Task details:
The data below must be repeated exactly. Leave nothing out.

Source data:
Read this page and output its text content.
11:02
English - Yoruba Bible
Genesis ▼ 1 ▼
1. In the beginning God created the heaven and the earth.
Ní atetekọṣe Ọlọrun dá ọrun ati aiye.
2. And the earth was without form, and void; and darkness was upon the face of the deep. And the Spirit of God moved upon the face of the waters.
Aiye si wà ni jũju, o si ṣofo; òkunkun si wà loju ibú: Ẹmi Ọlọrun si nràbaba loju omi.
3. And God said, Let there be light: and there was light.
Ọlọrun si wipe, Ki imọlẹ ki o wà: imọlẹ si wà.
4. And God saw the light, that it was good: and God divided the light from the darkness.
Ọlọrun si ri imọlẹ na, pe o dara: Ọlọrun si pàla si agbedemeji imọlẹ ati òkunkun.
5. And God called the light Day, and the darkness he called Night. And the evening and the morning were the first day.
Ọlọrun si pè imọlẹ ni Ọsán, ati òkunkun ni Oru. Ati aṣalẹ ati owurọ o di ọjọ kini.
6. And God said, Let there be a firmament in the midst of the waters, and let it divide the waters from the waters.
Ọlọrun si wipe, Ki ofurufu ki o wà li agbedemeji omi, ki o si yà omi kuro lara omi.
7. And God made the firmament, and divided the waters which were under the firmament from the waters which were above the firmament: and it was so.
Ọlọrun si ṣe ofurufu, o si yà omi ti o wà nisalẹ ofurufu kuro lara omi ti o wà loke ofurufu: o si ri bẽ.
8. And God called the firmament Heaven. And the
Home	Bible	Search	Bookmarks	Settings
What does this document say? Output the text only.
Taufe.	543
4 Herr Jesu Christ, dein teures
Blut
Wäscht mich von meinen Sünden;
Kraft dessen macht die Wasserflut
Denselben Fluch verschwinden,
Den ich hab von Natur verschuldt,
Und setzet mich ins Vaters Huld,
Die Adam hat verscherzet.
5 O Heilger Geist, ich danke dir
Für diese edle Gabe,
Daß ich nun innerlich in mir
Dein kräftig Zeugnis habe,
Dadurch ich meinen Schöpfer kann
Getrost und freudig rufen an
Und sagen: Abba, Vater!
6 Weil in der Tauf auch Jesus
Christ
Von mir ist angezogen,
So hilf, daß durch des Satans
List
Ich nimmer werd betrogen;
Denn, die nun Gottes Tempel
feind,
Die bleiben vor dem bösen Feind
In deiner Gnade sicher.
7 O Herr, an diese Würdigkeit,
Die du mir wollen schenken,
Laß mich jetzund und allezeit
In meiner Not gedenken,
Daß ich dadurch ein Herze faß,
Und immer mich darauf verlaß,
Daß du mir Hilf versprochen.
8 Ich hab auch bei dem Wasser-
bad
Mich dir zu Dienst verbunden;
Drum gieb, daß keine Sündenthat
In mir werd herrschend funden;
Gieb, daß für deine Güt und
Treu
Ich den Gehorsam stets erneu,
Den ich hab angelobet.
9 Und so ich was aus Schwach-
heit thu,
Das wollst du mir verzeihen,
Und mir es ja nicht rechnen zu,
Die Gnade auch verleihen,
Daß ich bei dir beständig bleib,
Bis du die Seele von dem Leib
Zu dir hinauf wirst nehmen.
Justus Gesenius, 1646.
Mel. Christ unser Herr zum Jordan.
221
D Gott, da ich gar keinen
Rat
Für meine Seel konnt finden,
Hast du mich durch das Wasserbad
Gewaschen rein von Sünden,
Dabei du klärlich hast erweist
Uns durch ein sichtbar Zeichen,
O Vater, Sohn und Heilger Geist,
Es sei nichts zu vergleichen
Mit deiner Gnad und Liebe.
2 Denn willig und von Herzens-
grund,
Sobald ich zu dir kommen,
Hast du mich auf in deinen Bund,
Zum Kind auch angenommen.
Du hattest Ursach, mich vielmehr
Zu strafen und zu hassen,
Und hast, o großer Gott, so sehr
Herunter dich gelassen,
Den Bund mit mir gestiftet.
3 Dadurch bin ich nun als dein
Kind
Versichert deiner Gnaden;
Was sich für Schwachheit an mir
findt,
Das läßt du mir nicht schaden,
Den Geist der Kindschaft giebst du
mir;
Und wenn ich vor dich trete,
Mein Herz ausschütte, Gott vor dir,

Task response:
Read this page and output its text content.
11:02
English - Yoruba Bible
Genesis ▼ 1 ▼
1. In the beginning God created the heaven and the earth.
Ní atetekọṣe Ọlọrun dá ọrun ati aiye.
2. And the earth was without form, and void; and darkness was upon the face of the deep. And the Spirit of God moved upon the face of the waters.
Aiye si wà ni jũju, o si ṣofo; òkunkun si wà loju ibú: Ẹmi Ọlọrun si nràbaba loju omi.
3. And God said, Let there be light: and there was light.
Ọlọrun si wipe, Ki imọlẹ ki o wà: imọlẹ si wà.
4. And God saw the light, that it was good: and God divided the light from the darkness.
Ọlọrun si ri imọlẹ na, pe o dara: Ọlọrun si pàla si agbedemeji imọlẹ ati òkunkun.
5. And God called the light Day, and the darkness he called Night. And the evening and the morning were the first day.
Ọlọrun si pè imọlẹ ni Ọsán, ati òkunkun ni Oru. Ati aṣalẹ ati owurọ o di ọjọ kini.
6. And God said, Let there be a firmament in the midst of the waters, and let it divide the waters from the waters.
Ọlọrun si wipe, Ki ofurufu ki o wà li agbedemeji omi, ki o si yà omi kuro lara omi.
7. And God made the firmament, and divided the waters which were under the firmament from the waters which were above the firmament: and it was so.
Ọlọrun si ṣe ofurufu, o si yà omi ti o wà nisalẹ ofurufu kuro lara omi ti o wà loke ofurufu: o si ri bẽ.
8. And God called the firmament Heaven. And the
Home	Bible	Search	Bookmarks	Settings
What does this document say? Output the text only.
Taufe.	543
4 Herr Jesu Christ, dein teures
Blut
Wäscht mich von meinen Sünden;
Kraft dessen macht die Wasserflut
Denselben Fluch verschwinden,
Den ich hab von Natur verschuldt,
Und setzet mich ins Vaters Huld,
Die Adam hat verscherzet.
5 O Heilger Geist, ich danke dir
Für diese edle Gabe,
Daß ich nun innerlich in mir
Dein kräftig Zeugnis habe,
Dadurch ich meinen Schöpfer kann
Getrost und freudig rufen an
Und sagen: Abba, Vater!
6 Weil in der Tauf auch Jesus
Christ
Von mir ist angezogen,
So hilf, daß durch des Satans
List
Ich nimmer werd betrogen;
Denn, die nun Gottes Tempel
feind,
Die bleiben vor dem bösen Feind
In deiner Gnade sicher.
7 O Herr, an diese Würdigkeit,
Die du mir wollen schenken,
Laß mich jetzund und allezeit
In meiner Not gedenken,
Daß ich dadurch ein Herze faß,
Und immer mich darauf verlaß,
Daß du mir Hilf versprochen.
8 Ich hab auch bei dem Wasser-
bad
Mich dir zu Dienst verbunden;
Drum gieb, daß keine Sündenthat
In mir werd herrschend funden;
Gieb, daß für deine Güt und
Treu
Ich den Gehorsam stets erneu,
Den ich hab angelobet.
9 Und so ich was aus Schwach-
heit thu,
Das wollst du mir verzeihen,
Und mir es ja nicht rechnen zu,
Die Gnade auch verleihen,
Daß ich bei dir beständig bleib,
Bis du die Seele von dem Leib
Zu dir hinauf wirst nehmen.
Justus Gesenius, 1646.
Mel. Christ unser Herr zum Jordan.
221
D Gott, da ich gar keinen
Rat
Für meine Seel konnt finden,
Hast du mich durch das Wasserbad
Gewaschen rein von Sünden,
Dabei du klärlich hast erweist
Uns durch ein sichtbar Zeichen,
O Vater, Sohn und Heilger Geist,
Es sei nichts zu vergleichen
Mit deiner Gnad und Liebe.
2 Denn willig und von Herzens-
grund,
Sobald ich zu dir kommen,
Hast du mich auf in deinen Bund,
Zum Kind auch angenommen.
Du hattest Ursach, mich vielmehr
Zu strafen und zu hassen,
Und hast, o großer Gott, so sehr
Herunter dich gelassen,
Den Bund mit mir gestiftet.
3 Dadurch bin ich nun als dein
Kind
Versichert deiner Gnaden;
Was sich für Schwachheit an mir
findt,
Das läßt du mir nicht schaden,
Den Geist der Kindschaft giebst du
mir;
Und wenn ich vor dich trete,
Mein Herz ausschütte, Gott vor dir,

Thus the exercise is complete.